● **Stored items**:
--

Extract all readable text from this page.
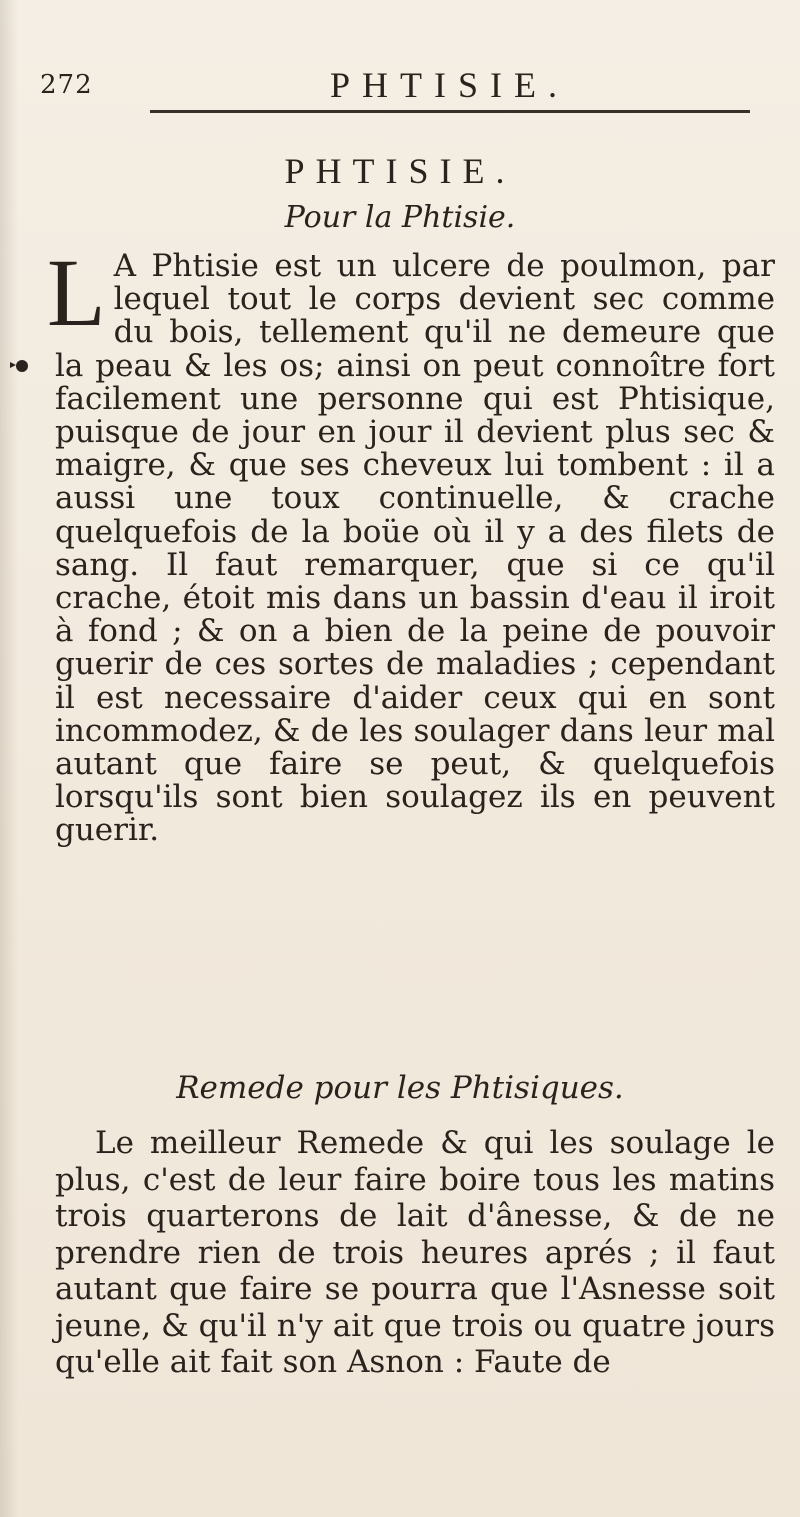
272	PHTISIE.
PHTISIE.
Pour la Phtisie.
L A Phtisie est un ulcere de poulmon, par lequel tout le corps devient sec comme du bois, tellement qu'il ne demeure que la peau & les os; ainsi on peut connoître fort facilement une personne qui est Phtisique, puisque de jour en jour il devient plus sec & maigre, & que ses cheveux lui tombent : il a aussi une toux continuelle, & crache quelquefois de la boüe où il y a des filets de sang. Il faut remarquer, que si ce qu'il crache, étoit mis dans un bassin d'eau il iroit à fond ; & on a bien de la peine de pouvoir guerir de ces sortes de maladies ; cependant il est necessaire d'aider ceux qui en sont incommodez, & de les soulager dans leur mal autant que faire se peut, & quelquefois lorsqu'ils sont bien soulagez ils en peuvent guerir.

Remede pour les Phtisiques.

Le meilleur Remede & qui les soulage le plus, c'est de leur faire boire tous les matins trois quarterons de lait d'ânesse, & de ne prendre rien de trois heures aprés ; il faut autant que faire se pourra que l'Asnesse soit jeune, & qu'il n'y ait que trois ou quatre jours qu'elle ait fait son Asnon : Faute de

--

● **THE EXERCISE**:
Search the data for "Remede". Copy every line that has it.

● **TASK ANSWER**:
Remede pour les Phtisiques.
Le meilleur Remede & qui les soulage le plus, c'est de leur faire boire tous les matins trois quarterons de lait d'ânesse, & de ne prendre rien de trois heures aprés ; il faut autant que faire se pourra que l'Asnesse soit jeune, & qu'il n'y ait que trois ou quatre jours qu'elle ait fait son Asnon : Faute de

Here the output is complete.